- [Given instruction A] Can you condense the paragraph beginning "If you poke around online" in the piece on flat-earth readings of the Bible, keeping its main facts?

### Passage provided ###

I recently found myself in an argument with a Christian gentleman who claimed the Earth was flat and, what is more, that the Bible clearly taught the Earth was flat. In the argument, I represented myself as a very old-fashioned Ptolemaic geocentrist, which should suffice to show that I am not dismissive of any theory simply because it is recherché and out-of-date. As for the idea that the Earth is flat, who could be offended at such a quaint claim? As for the idea the Bible clearly teaches the Earth is flat, I take extreme umbrage.
If you poke around online for a few minutes, you can probably find an old Angelfire or Geocities relic devoted to cataloging all the verses in Scripture which obviously describe the flatness of the earth. Such lists often seem born out of BibleGateway.com searches for the words “foundations” and “moved,” for nearly every verse in the Bible which describes the “foundations” of the earth is given as evidence the world is flat, as well as every verse which claims the world is stable and shall “never be moved.”
Fear before him, all the earth: the world also shall be stable, that it be not moved. -1 Chronicles 16:30
And the channels of the sea appeared, the foundations of the world were discovered, at the rebuking of the Lord, at the blast of the breath of his nostrils. -2 Samuel 22:16
Besides verses such as these, passages which reference to “the corners of the earth” are given as proof the earth has corners. Corners are obviously features which a sphere lacks. And if the world shall “not be moved,” then it is obviously not spinning round and round.
Very little room exists in an argument with someone who believes that Scripture “clearly and obviously” teaches something. While I style myself as someone with a dull and unexciting fidelity to traditional moral and liturgical systems, I am not content that Scripture “clearly and obviously” teaches anything. While I believe it is wrong to murder, I don’t believe “Thou shalt not commit murder” is the whole ballgame. Neither is this because I am a relativist or an agnostic; words cannot mean whatever a man wants them to mean.
No word has a singular, lonely, absolute value, as though meaning were simply the last post in a long fence. All words are defined by a community of persons; all three Persons of the Trinity are co-eternal, which means that while there is a Word, there is no “first word.” When Adam speaks, he carries on a work of God which cannot be traced back to a singular primary historical event; for this reason, Augustine speaks (City of God, Book XI) of God being eminently prior to creation, but not chronologically prior. If you should prefer a practical example of what I am talking about, have a room full of students bring dictionaries to class.
1. Ask one student to look up the word work and write all the significant terms from the definition on the board. You will get activity, physical, effort, achieve, purpose, result.
2. Now have students look up each of these significant terms.
3. If you look up effort, the significant terms employed in the definition are vigorous, determined, and attempt.
4. Look up the word attempt and you get effort and achieve.
5. With only two moves in the dictionary, you’ve circled back around to work, which also employed effort in the definition.

### Data entries ###

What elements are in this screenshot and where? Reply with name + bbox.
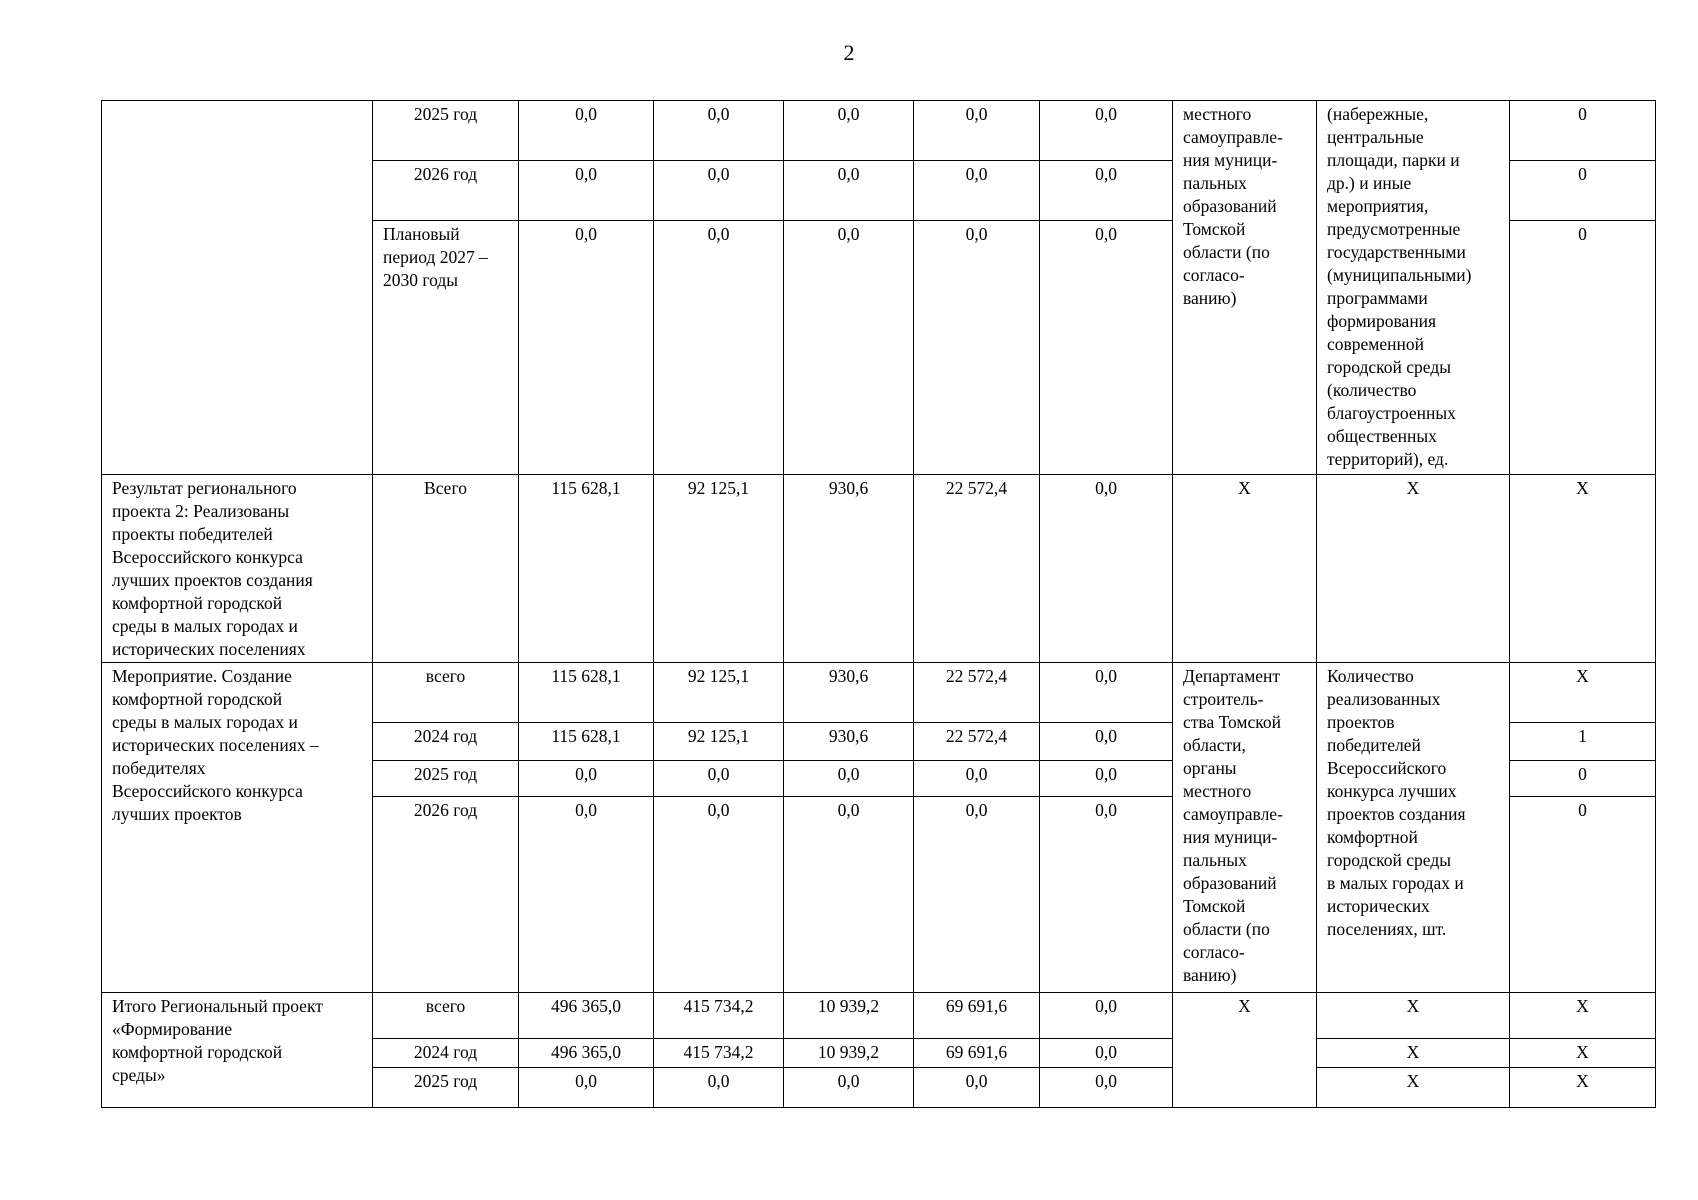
target-value-cell: 0: [1510, 161, 1656, 221]
value-local-cell: 0,0: [914, 161, 1040, 221]
responsible-org-cell: X: [1173, 475, 1317, 663]
value-other-cell: 0,0: [1040, 993, 1173, 1039]
period-cell: 2024 год: [373, 723, 519, 761]
value-federal-cell: 0,0: [654, 221, 784, 475]
value-other-cell: 0,0: [1040, 1068, 1173, 1108]
value-local-cell: 22 572,4: [914, 663, 1040, 723]
value-total-cell: 115 628,1: [519, 663, 654, 723]
period-cell: всего: [373, 993, 519, 1039]
budget-table: [101, 100, 1656, 1108]
indicator-cell: X: [1317, 1039, 1510, 1068]
value-federal-cell: 0,0: [654, 1068, 784, 1108]
target-value-cell: X: [1510, 475, 1656, 663]
value-regional-cell: 930,6: [784, 663, 914, 723]
period-cell: всего: [373, 663, 519, 723]
value-local-cell: 0,0: [914, 101, 1040, 161]
value-federal-cell: 0,0: [654, 761, 784, 797]
value-total-cell: 496 365,0: [519, 993, 654, 1039]
result-name-cell: Результат регионального проекта 2: Реализованы проекты победителей Всероссийского конкурса лучших проектов создания комфортной городской среды в малых городах и исторических поселениях: [102, 475, 373, 663]
value-total-cell: 0,0: [519, 221, 654, 475]
value-total-cell: 0,0: [519, 101, 654, 161]
value-regional-cell: 0,0: [784, 1068, 914, 1108]
target-value-cell: X: [1510, 1039, 1656, 1068]
value-other-cell: 0,0: [1040, 761, 1173, 797]
value-total-cell: 0,0: [519, 161, 654, 221]
value-total-cell: 0,0: [519, 797, 654, 993]
value-federal-cell: 0,0: [654, 101, 784, 161]
indicator-cell: X: [1317, 1068, 1510, 1108]
value-federal-cell: 415 734,2: [654, 993, 784, 1039]
indicator-cell: X: [1317, 993, 1510, 1039]
total-name-cell: Итого Региональный проект «Формирование комфортной городской среды»: [102, 993, 373, 1108]
value-other-cell: 0,0: [1040, 797, 1173, 993]
indicator-cell: (набережные, центральные площади, парки и др.) и иные мероприятия, предусмотренные государственными (муниципальными) программами формирования современной городской среды (количество благоустроенных общественных территорий), ед.: [1317, 101, 1510, 475]
value-regional-cell: 10 939,2: [784, 1039, 914, 1068]
value-regional-cell: 930,6: [784, 723, 914, 761]
table-row: [102, 993, 1656, 1039]
target-value-cell: 0: [1510, 101, 1656, 161]
page-number: 2: [843, 40, 855, 65]
period-cell: 2026 год: [373, 797, 519, 993]
period-cell: 2025 год: [373, 761, 519, 797]
period-cell: 2025 год: [373, 1068, 519, 1108]
target-value-cell: X: [1510, 993, 1656, 1039]
value-local-cell: 22 572,4: [914, 475, 1040, 663]
table-row: [102, 475, 1656, 663]
target-value-cell: X: [1510, 1068, 1656, 1108]
target-value-cell: 0: [1510, 797, 1656, 993]
responsible-org-cell: местного самоуправле- ния муници- пальных образований Томской области (по согласо- ванию): [1173, 101, 1317, 475]
value-other-cell: 0,0: [1040, 663, 1173, 723]
value-local-cell: 69 691,6: [914, 1039, 1040, 1068]
target-value-cell: 0: [1510, 221, 1656, 475]
value-federal-cell: 92 125,1: [654, 663, 784, 723]
value-federal-cell: 0,0: [654, 797, 784, 993]
value-local-cell: 0,0: [914, 1068, 1040, 1108]
name-cell-empty: [102, 101, 373, 475]
measure-name-cell: Мероприятие. Создание комфортной городской среды в малых городах и исторических поселениях – победителях Всероссийского конкурса лучших проектов: [102, 663, 373, 993]
value-other-cell: 0,0: [1040, 161, 1173, 221]
value-federal-cell: 92 125,1: [654, 475, 784, 663]
value-regional-cell: 10 939,2: [784, 993, 914, 1039]
responsible-org-cell: Департамент строитель- ства Томской области, органы местного самоуправле- ния муници- пальных образований Томской области (по согласо- ванию): [1173, 663, 1317, 993]
value-regional-cell: 0,0: [784, 797, 914, 993]
target-value-cell: X: [1510, 663, 1656, 723]
value-federal-cell: 92 125,1: [654, 723, 784, 761]
value-regional-cell: 0,0: [784, 761, 914, 797]
value-federal-cell: 415 734,2: [654, 1039, 784, 1068]
value-total-cell: 0,0: [519, 761, 654, 797]
value-other-cell: 0,0: [1040, 475, 1173, 663]
table-row: [102, 663, 1656, 723]
value-regional-cell: 930,6: [784, 475, 914, 663]
value-local-cell: 0,0: [914, 797, 1040, 993]
target-value-cell: 1: [1510, 723, 1656, 761]
indicator-cell: Количество реализованных проектов победителей Всероссийского конкурса лучших проектов создания комфортной городской среды в малых городах и исторических поселениях, шт.: [1317, 663, 1510, 993]
value-other-cell: 0,0: [1040, 1039, 1173, 1068]
value-federal-cell: 0,0: [654, 161, 784, 221]
period-cell: 2024 год: [373, 1039, 519, 1068]
table-row: [102, 101, 1656, 161]
indicator-cell: X: [1317, 475, 1510, 663]
value-regional-cell: 0,0: [784, 161, 914, 221]
value-total-cell: 115 628,1: [519, 723, 654, 761]
value-total-cell: 496 365,0: [519, 1039, 654, 1068]
value-other-cell: 0,0: [1040, 101, 1173, 161]
value-local-cell: 0,0: [914, 761, 1040, 797]
value-other-cell: 0,0: [1040, 723, 1173, 761]
value-total-cell: 0,0: [519, 1068, 654, 1108]
responsible-org-cell: X: [1173, 993, 1317, 1108]
value-total-cell: 115 628,1: [519, 475, 654, 663]
period-cell: 2025 год: [373, 101, 519, 161]
value-local-cell: 22 572,4: [914, 723, 1040, 761]
period-cell: Плановый период 2027 – 2030 годы: [373, 221, 519, 475]
target-value-cell: 0: [1510, 761, 1656, 797]
period-cell: 2026 год: [373, 161, 519, 221]
value-regional-cell: 0,0: [784, 101, 914, 161]
period-cell: Всего: [373, 475, 519, 663]
value-other-cell: 0,0: [1040, 221, 1173, 475]
value-local-cell: 69 691,6: [914, 993, 1040, 1039]
value-regional-cell: 0,0: [784, 221, 914, 475]
value-local-cell: 0,0: [914, 221, 1040, 475]
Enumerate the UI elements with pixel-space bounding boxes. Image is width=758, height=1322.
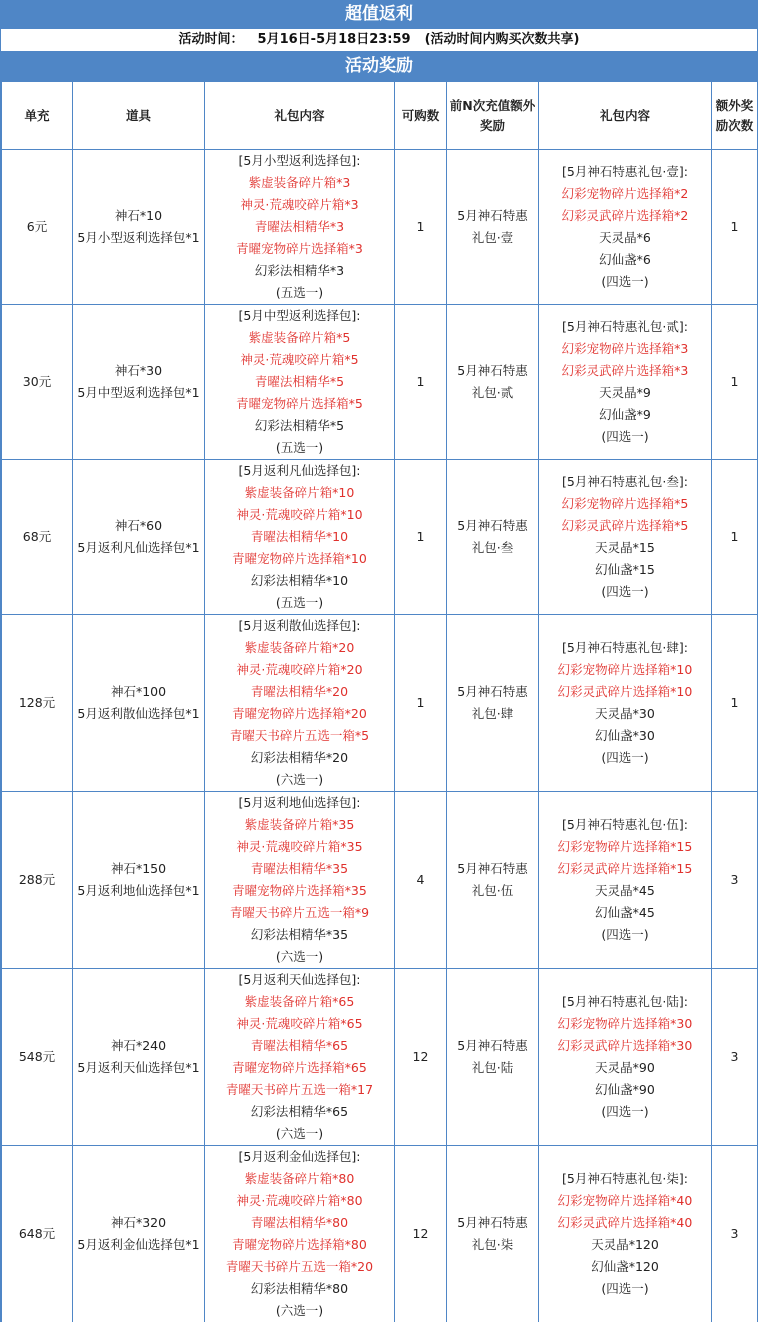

###

- [Given instruction B] Could you echo everything in the listing from the line containing "target-value-cell: 0: [1510, 161, 1656, 221]" down to the line containing "value-other-cell: 0,0: [1040, 1068, 1173, 1108]", with both of those lines included?

- [Problem solution A] Old Angelfire or Geocities sites online often catalog Scripture verses said to show a flat earth. These lists seem to come from BibleGateway.com searches for "foundations" and "moved." Nearly every verse about the earth's "foundations," and every verse saying the world is stable and shall "never be moved," is offered as evidence that the world is flat.

- [Problem solution B]
target-value-cell: 0: [1510, 161, 1656, 221]
value-local-cell: 0,0: [914, 161, 1040, 221]
responsible-org-cell: X: [1173, 475, 1317, 663]
value-other-cell: 0,0: [1040, 993, 1173, 1039]
period-cell: 2024 год: [373, 723, 519, 761]
value-federal-cell: 0,0: [654, 221, 784, 475]
value-other-cell: 0,0: [1040, 1068, 1173, 1108]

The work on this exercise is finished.